— Start of DATASET EXTRACT —

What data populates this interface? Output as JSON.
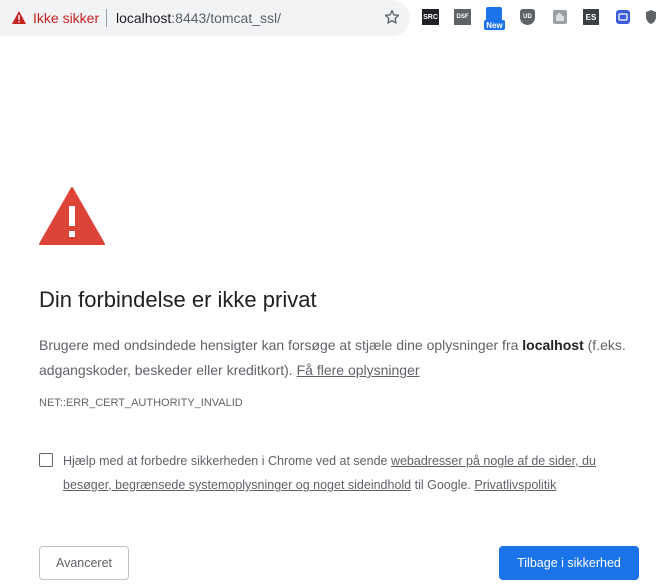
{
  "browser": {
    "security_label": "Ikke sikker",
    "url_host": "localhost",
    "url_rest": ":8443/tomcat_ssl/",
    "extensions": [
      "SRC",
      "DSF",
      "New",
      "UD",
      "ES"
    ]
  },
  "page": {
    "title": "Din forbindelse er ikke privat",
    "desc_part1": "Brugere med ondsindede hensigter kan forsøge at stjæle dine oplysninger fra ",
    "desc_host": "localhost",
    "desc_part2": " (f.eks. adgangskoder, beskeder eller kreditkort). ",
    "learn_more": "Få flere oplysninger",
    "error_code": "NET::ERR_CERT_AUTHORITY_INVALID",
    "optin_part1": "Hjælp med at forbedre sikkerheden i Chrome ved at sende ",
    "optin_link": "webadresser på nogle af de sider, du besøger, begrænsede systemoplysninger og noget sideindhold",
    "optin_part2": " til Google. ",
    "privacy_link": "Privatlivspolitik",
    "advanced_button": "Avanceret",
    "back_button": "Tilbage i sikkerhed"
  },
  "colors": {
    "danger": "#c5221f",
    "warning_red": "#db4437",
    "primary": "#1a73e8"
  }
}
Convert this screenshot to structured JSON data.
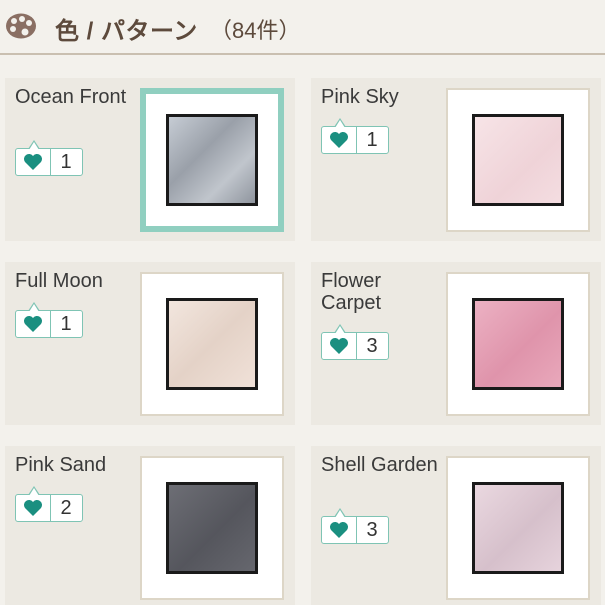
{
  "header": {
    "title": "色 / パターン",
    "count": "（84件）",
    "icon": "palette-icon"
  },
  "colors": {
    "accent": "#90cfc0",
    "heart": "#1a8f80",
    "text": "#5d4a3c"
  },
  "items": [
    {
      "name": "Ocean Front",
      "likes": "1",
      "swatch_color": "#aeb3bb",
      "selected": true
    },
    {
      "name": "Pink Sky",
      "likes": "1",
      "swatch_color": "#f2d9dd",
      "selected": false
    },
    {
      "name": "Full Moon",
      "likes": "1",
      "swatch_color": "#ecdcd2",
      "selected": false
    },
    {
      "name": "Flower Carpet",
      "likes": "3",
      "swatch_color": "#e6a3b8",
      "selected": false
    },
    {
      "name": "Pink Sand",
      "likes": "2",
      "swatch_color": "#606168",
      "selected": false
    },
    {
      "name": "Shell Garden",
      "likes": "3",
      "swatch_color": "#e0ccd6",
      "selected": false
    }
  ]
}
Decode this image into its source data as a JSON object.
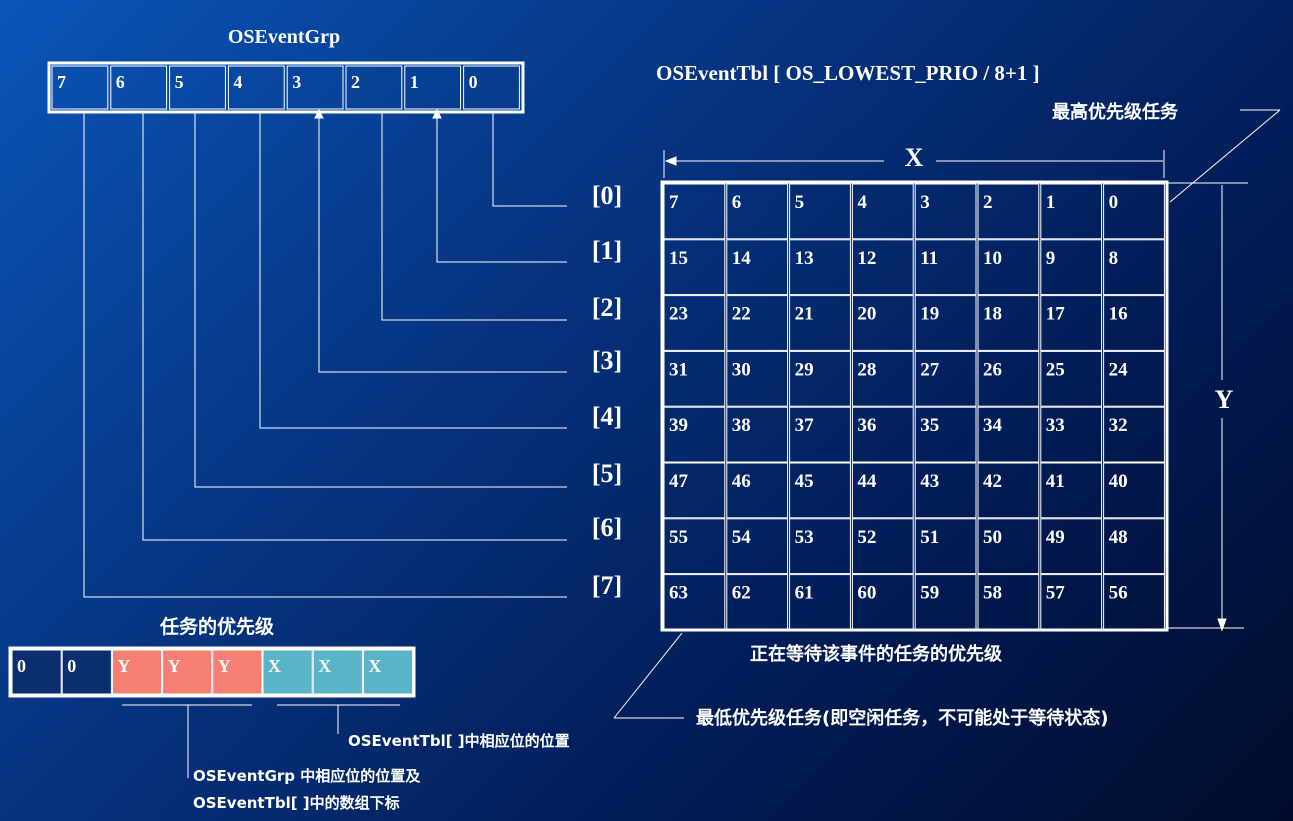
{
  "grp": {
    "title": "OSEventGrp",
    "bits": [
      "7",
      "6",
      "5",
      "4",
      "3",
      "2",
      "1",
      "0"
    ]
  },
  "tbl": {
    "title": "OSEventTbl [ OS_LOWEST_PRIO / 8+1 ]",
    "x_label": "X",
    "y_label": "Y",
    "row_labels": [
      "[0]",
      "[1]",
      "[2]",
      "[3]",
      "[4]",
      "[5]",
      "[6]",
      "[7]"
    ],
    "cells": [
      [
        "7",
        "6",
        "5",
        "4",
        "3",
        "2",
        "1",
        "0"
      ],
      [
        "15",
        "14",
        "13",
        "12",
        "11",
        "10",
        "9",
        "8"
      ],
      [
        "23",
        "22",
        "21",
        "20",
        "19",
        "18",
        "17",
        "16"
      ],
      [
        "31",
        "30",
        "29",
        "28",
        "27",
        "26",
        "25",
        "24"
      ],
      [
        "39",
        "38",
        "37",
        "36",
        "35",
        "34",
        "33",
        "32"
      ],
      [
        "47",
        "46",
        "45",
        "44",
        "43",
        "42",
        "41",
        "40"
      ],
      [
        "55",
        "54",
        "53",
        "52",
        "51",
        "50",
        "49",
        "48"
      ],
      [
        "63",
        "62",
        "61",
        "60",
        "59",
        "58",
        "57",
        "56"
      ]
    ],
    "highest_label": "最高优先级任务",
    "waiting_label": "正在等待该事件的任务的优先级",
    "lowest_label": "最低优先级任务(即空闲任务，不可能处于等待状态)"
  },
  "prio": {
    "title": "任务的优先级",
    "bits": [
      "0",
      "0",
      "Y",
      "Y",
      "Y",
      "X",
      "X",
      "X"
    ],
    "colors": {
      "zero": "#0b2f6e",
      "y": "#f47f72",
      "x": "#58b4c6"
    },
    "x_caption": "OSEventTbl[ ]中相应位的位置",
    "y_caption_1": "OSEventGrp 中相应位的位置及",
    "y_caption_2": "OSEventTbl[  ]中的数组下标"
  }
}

— End of DATASET EXTRACT —

Make an exact copy of the records shown above, without the pictures.

EXPECTED ANSWER:
What data populates this interface? Output as JSON.
{
  "browser": {
    "security_label": "Ikke sikker",
    "url_host": "localhost",
    "url_rest": ":8443/tomcat_ssl/",
    "extensions": [
      "SRC",
      "DSF",
      "New",
      "UD",
      "ES"
    ]
  },
  "page": {
    "title": "Din forbindelse er ikke privat",
    "desc_part1": "Brugere med ondsindede hensigter kan forsøge at stjæle dine oplysninger fra ",
    "desc_host": "localhost",
    "desc_part2": " (f.eks. adgangskoder, beskeder eller kreditkort). ",
    "learn_more": "Få flere oplysninger",
    "error_code": "NET::ERR_CERT_AUTHORITY_INVALID",
    "optin_part1": "Hjælp med at forbedre sikkerheden i Chrome ved at sende ",
    "optin_link": "webadresser på nogle af de sider, du besøger, begrænsede systemoplysninger og noget sideindhold",
    "optin_part2": " til Google. ",
    "privacy_link": "Privatlivspolitik",
    "advanced_button": "Avanceret",
    "back_button": "Tilbage i sikkerhed"
  },
  "colors": {
    "danger": "#c5221f",
    "warning_red": "#db4437",
    "primary": "#1a73e8"
  }
}
Convert this screenshot to structured JSON data.
{
  "header": {
    "title": "色 / パターン",
    "count": "（84件）",
    "icon": "palette-icon"
  },
  "colors": {
    "accent": "#90cfc0",
    "heart": "#1a8f80",
    "text": "#5d4a3c"
  },
  "items": [
    {
      "name": "Ocean Front",
      "likes": "1",
      "swatch_color": "#aeb3bb",
      "selected": true
    },
    {
      "name": "Pink Sky",
      "likes": "1",
      "swatch_color": "#f2d9dd",
      "selected": false
    },
    {
      "name": "Full Moon",
      "likes": "1",
      "swatch_color": "#ecdcd2",
      "selected": false
    },
    {
      "name": "Flower Carpet",
      "likes": "3",
      "swatch_color": "#e6a3b8",
      "selected": false
    },
    {
      "name": "Pink Sand",
      "likes": "2",
      "swatch_color": "#606168",
      "selected": false
    },
    {
      "name": "Shell Garden",
      "likes": "3",
      "swatch_color": "#e0ccd6",
      "selected": false
    }
  ]
}
Decode this image into its source data as a JSON object.
{
  "grp": {
    "title": "OSEventGrp",
    "bits": [
      "7",
      "6",
      "5",
      "4",
      "3",
      "2",
      "1",
      "0"
    ]
  },
  "tbl": {
    "title": "OSEventTbl [ OS_LOWEST_PRIO / 8+1 ]",
    "x_label": "X",
    "y_label": "Y",
    "row_labels": [
      "[0]",
      "[1]",
      "[2]",
      "[3]",
      "[4]",
      "[5]",
      "[6]",
      "[7]"
    ],
    "cells": [
      [
        "7",
        "6",
        "5",
        "4",
        "3",
        "2",
        "1",
        "0"
      ],
      [
        "15",
        "14",
        "13",
        "12",
        "11",
        "10",
        "9",
        "8"
      ],
      [
        "23",
        "22",
        "21",
        "20",
        "19",
        "18",
        "17",
        "16"
      ],
      [
        "31",
        "30",
        "29",
        "28",
        "27",
        "26",
        "25",
        "24"
      ],
      [
        "39",
        "38",
        "37",
        "36",
        "35",
        "34",
        "33",
        "32"
      ],
      [
        "47",
        "46",
        "45",
        "44",
        "43",
        "42",
        "41",
        "40"
      ],
      [
        "55",
        "54",
        "53",
        "52",
        "51",
        "50",
        "49",
        "48"
      ],
      [
        "63",
        "62",
        "61",
        "60",
        "59",
        "58",
        "57",
        "56"
      ]
    ],
    "highest_label": "最高优先级任务",
    "waiting_label": "正在等待该事件的任务的优先级",
    "lowest_label": "最低优先级任务(即空闲任务，不可能处于等待状态)"
  },
  "prio": {
    "title": "任务的优先级",
    "bits": [
      "0",
      "0",
      "Y",
      "Y",
      "Y",
      "X",
      "X",
      "X"
    ],
    "colors": {
      "zero": "#0b2f6e",
      "y": "#f47f72",
      "x": "#58b4c6"
    },
    "x_caption": "OSEventTbl[ ]中相应位的位置",
    "y_caption_1": "OSEventGrp 中相应位的位置及",
    "y_caption_2": "OSEventTbl[  ]中的数组下标"
  }
}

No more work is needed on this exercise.